- [What to produce]
Every line that contains the word "color" should be copied.

- [Data for processing]
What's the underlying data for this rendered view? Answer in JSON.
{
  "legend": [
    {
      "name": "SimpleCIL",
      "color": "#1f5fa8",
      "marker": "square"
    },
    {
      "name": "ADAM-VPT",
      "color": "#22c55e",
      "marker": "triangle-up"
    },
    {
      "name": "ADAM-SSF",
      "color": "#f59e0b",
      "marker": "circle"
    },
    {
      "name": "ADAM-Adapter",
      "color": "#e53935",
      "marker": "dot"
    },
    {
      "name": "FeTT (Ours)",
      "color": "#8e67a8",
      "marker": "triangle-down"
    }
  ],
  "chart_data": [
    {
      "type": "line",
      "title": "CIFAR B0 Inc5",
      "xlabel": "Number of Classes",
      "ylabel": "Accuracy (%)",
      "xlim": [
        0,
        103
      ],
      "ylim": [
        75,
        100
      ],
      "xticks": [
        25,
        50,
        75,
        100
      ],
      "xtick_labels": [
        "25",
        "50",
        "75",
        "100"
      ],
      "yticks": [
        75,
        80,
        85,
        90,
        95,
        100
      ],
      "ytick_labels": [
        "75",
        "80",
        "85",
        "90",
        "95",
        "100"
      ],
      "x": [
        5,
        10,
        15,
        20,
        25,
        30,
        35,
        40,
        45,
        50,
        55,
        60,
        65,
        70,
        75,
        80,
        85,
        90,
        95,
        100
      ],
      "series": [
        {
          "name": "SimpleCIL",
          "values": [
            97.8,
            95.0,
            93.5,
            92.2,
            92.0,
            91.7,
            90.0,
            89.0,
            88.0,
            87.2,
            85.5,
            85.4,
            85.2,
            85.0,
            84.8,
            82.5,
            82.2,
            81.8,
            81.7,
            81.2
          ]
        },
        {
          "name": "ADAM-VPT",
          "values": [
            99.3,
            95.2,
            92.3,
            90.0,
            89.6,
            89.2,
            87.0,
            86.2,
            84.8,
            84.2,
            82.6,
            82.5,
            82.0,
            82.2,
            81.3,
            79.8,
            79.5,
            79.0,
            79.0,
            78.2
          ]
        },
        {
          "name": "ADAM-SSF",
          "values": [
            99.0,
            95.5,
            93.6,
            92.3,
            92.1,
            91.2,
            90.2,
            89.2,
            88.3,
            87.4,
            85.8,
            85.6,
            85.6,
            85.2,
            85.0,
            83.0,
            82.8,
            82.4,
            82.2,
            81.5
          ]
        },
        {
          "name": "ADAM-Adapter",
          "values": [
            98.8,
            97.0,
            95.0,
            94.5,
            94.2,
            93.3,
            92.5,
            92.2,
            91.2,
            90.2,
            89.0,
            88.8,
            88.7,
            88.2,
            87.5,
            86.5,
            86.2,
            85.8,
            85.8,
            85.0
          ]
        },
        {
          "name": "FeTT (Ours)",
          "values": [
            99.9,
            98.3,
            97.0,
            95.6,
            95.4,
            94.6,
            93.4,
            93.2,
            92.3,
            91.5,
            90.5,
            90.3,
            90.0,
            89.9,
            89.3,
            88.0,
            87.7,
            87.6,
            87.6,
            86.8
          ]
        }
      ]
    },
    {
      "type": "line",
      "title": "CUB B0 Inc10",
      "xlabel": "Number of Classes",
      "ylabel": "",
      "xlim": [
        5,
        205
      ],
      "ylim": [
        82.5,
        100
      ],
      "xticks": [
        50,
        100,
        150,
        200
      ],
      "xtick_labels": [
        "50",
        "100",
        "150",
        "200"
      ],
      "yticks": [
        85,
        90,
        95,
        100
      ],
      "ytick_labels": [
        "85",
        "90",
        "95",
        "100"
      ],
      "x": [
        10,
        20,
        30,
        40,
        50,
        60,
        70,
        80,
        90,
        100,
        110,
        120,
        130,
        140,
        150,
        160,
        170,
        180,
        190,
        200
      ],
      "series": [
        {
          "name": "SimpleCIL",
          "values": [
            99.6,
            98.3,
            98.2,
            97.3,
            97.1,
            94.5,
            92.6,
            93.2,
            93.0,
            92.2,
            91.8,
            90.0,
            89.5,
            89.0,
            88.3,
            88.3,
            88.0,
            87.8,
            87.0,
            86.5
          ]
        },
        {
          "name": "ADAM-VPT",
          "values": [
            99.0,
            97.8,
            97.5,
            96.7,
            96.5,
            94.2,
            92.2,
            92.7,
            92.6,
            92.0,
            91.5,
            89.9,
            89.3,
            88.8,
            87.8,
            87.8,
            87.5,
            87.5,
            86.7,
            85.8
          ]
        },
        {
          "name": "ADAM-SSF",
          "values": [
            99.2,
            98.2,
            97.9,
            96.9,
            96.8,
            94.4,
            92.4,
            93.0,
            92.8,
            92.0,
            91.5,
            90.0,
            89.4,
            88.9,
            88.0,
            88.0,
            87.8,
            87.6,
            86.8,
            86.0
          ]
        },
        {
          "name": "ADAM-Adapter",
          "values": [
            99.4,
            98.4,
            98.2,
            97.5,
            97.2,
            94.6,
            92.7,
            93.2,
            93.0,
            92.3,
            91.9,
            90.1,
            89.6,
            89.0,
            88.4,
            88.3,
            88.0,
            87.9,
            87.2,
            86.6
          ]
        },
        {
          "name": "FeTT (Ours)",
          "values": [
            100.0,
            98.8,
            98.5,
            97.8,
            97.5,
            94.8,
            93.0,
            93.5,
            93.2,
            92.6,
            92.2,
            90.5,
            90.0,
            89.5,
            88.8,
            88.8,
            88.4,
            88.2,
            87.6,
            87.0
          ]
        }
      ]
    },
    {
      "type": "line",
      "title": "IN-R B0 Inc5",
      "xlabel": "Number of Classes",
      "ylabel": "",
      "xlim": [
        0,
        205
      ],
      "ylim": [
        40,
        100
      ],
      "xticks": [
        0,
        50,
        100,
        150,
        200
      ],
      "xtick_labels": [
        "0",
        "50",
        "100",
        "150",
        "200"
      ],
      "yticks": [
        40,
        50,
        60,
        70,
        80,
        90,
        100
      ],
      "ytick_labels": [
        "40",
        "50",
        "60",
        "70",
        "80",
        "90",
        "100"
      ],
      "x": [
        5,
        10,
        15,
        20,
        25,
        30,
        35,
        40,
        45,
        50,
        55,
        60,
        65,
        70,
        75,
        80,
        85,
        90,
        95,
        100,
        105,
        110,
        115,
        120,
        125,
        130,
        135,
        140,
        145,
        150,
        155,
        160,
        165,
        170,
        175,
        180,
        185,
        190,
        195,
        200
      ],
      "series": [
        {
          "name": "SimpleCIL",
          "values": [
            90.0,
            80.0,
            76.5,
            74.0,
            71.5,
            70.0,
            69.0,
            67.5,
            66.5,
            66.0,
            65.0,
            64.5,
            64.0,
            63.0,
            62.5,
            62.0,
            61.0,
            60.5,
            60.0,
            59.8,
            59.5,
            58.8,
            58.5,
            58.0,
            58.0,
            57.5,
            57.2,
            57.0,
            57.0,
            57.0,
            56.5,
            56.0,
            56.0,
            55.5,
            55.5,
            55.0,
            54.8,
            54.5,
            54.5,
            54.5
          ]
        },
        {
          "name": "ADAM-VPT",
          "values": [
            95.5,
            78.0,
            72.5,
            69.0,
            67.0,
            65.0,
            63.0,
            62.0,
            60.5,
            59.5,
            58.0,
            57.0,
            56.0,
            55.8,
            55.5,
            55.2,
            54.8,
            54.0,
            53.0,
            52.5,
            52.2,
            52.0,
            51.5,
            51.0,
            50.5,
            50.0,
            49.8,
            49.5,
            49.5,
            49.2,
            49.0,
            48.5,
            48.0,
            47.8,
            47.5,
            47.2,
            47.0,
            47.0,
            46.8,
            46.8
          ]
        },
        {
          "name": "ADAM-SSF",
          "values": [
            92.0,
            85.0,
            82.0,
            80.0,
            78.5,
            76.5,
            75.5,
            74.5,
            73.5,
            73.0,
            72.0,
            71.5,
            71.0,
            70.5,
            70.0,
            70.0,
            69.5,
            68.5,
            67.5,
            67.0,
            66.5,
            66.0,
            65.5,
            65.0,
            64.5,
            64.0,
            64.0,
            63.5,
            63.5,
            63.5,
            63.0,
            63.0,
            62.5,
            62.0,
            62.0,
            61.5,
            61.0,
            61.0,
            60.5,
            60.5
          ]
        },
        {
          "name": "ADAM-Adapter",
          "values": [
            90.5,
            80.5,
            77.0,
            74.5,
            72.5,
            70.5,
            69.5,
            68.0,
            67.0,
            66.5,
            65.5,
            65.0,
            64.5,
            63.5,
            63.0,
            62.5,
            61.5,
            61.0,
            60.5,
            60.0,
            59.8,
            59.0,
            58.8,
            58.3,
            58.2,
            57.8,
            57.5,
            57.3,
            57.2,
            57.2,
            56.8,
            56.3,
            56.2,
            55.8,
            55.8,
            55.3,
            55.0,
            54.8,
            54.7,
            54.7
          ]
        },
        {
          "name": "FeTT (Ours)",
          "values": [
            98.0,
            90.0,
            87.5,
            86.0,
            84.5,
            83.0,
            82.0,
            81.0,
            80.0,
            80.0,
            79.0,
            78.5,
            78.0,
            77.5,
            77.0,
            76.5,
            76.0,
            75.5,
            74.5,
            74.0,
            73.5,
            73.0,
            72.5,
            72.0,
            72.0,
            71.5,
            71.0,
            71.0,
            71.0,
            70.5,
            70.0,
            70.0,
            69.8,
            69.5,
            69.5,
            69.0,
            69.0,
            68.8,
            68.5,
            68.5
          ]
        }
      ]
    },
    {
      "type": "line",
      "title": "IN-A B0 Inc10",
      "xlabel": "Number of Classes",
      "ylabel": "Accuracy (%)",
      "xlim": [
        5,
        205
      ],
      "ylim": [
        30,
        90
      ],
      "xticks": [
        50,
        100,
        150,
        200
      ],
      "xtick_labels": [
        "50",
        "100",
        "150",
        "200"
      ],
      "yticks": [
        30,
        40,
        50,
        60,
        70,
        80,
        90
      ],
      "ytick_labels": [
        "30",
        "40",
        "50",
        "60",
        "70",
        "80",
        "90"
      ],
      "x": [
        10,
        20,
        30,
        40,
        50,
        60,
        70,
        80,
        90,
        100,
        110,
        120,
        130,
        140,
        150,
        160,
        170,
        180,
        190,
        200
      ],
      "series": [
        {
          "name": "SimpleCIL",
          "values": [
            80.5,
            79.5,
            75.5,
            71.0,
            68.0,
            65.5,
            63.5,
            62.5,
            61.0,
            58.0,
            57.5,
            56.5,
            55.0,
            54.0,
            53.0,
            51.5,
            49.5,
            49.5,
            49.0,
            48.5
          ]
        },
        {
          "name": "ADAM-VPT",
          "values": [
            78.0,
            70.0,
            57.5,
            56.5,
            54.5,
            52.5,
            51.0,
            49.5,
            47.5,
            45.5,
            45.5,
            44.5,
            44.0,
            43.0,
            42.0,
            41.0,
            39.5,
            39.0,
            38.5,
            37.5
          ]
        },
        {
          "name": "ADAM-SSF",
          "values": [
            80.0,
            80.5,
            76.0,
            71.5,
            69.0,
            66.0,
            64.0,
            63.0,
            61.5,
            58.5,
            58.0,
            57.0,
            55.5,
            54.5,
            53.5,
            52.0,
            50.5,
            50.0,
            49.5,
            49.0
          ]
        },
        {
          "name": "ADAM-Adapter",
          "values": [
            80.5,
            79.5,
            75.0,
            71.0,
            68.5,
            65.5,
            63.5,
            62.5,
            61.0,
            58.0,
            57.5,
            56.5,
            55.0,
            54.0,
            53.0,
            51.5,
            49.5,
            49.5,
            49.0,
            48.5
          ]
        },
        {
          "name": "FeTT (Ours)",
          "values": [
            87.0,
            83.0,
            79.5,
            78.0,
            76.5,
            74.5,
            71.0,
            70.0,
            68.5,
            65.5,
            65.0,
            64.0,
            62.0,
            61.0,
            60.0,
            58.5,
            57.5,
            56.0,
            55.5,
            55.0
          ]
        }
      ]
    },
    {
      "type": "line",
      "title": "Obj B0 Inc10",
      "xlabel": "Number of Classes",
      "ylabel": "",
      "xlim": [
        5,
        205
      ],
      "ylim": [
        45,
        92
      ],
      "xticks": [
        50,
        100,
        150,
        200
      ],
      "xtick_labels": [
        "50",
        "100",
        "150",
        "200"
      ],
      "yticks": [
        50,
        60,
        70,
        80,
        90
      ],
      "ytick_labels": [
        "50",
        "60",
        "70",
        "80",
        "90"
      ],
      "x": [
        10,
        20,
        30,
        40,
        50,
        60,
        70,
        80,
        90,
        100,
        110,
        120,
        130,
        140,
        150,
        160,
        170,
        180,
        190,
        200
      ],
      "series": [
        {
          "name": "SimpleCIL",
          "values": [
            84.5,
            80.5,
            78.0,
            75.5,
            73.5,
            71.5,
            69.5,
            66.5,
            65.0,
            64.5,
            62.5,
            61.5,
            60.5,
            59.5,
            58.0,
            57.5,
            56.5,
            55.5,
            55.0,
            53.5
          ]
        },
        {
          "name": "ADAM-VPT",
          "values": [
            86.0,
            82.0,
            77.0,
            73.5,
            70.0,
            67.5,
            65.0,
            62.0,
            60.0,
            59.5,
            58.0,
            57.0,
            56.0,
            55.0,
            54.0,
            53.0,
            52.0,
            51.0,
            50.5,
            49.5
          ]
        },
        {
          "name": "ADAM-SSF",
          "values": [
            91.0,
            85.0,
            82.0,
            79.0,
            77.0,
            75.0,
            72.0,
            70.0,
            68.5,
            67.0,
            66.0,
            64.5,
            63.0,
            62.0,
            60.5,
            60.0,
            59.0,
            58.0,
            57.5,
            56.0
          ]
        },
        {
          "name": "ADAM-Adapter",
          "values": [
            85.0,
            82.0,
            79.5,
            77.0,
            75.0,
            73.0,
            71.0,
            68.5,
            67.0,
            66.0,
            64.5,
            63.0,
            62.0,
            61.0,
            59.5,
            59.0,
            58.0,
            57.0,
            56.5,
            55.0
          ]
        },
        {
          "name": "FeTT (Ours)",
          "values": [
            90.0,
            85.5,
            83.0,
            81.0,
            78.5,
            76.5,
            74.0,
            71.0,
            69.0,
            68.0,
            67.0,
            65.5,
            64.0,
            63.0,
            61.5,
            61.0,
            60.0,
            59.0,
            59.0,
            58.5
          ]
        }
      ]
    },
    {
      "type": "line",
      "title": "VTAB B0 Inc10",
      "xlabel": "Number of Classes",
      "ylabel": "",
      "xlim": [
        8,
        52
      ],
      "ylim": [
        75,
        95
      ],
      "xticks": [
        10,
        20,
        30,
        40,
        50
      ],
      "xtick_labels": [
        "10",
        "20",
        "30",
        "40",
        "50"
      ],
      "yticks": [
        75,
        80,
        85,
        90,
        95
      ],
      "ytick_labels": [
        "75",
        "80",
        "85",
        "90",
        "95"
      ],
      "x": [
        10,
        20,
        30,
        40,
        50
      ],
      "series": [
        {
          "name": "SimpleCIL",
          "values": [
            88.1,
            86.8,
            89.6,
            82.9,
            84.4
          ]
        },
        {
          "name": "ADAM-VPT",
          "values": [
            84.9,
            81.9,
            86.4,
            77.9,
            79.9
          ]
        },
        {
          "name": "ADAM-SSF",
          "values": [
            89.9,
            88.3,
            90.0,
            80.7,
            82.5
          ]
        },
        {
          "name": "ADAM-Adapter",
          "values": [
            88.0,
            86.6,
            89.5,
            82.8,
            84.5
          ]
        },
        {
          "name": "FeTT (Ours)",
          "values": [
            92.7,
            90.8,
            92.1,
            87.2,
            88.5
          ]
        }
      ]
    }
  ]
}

- [Response]
      "color": "#1f5fa8",
      "color": "#22c55e",
      "color": "#f59e0b",
      "color": "#e53935",
      "color": "#8e67a8",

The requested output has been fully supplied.